**RECORD SET**
★ ★ ★ ★

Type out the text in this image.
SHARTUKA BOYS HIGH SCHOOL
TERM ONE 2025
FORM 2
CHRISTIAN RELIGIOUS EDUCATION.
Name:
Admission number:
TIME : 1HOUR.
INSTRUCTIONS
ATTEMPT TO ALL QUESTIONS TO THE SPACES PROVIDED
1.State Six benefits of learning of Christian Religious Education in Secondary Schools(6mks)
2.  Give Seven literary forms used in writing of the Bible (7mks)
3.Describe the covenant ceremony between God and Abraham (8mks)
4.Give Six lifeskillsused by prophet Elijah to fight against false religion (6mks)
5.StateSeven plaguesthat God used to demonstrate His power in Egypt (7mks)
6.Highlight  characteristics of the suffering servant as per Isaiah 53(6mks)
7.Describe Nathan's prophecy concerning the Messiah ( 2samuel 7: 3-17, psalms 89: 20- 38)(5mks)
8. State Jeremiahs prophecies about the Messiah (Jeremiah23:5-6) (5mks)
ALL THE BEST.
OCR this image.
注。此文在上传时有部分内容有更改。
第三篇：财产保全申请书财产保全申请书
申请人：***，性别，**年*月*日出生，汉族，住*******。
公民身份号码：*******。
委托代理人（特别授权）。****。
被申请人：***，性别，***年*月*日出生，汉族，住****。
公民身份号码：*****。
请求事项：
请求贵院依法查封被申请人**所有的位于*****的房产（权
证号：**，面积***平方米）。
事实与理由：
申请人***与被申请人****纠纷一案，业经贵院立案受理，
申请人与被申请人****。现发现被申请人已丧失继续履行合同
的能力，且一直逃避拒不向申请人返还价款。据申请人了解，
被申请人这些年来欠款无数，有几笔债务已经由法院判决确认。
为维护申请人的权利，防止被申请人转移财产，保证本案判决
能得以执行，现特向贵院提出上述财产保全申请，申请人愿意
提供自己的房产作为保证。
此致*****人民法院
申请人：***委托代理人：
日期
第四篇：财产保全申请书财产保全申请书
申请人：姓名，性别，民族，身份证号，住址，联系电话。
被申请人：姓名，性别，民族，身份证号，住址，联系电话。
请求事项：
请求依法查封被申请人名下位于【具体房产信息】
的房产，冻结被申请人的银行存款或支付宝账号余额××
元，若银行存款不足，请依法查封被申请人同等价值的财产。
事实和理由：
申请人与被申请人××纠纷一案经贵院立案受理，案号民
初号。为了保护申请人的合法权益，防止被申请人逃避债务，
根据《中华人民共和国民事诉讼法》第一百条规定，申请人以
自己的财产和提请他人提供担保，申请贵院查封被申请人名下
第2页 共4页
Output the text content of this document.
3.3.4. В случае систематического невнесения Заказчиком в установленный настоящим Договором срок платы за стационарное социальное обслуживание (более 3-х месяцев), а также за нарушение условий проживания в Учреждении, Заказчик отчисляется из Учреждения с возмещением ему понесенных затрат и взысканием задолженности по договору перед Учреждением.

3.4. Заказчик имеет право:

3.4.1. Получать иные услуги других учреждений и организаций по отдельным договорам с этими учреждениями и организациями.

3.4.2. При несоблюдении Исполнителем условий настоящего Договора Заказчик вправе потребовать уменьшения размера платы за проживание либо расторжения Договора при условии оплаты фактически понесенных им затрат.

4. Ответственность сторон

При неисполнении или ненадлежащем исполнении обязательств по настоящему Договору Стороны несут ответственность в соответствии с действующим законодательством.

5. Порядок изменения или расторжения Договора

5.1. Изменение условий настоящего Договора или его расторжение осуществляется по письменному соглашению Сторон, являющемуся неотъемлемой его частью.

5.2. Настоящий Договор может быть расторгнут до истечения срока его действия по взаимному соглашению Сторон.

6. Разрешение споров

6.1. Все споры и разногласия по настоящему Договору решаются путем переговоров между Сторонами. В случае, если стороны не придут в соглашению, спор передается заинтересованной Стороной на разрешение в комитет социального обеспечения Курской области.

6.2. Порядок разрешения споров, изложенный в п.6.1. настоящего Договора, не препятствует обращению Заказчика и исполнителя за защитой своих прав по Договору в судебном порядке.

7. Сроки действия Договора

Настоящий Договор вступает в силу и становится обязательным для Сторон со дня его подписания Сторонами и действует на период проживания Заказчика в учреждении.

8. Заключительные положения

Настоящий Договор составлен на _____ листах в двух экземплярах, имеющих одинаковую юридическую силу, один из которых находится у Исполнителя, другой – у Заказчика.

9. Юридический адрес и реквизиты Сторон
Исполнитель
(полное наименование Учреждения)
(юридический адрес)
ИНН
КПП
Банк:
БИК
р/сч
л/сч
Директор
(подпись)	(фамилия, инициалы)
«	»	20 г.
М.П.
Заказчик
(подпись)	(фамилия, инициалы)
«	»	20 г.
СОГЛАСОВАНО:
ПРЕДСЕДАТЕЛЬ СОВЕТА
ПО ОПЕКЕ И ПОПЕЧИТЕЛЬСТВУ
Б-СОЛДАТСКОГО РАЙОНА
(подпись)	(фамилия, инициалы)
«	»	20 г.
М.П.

★ ★ ★ ★

**WHAT TO DO**
Filter out every line that lacks the word "соглашению", and copy the rest.

**PROBLEM SOLUTION**
5.1. Изменение условий настоящего Договора или его расторжение осуществляется по письменному соглашению Сторон, являющемуся неотъемлемой его частью.
5.2. Настоящий Договор может быть расторгнут до истечения срока его действия по взаимному соглашению Сторон.
6.1. Все споры и разногласия по настоящему Договору решаются путем переговоров между Сторонами. В случае, если стороны не придут в соглашению, спор передается заинтересованной Стороной на разрешение в комитет социального обеспечения Курской области.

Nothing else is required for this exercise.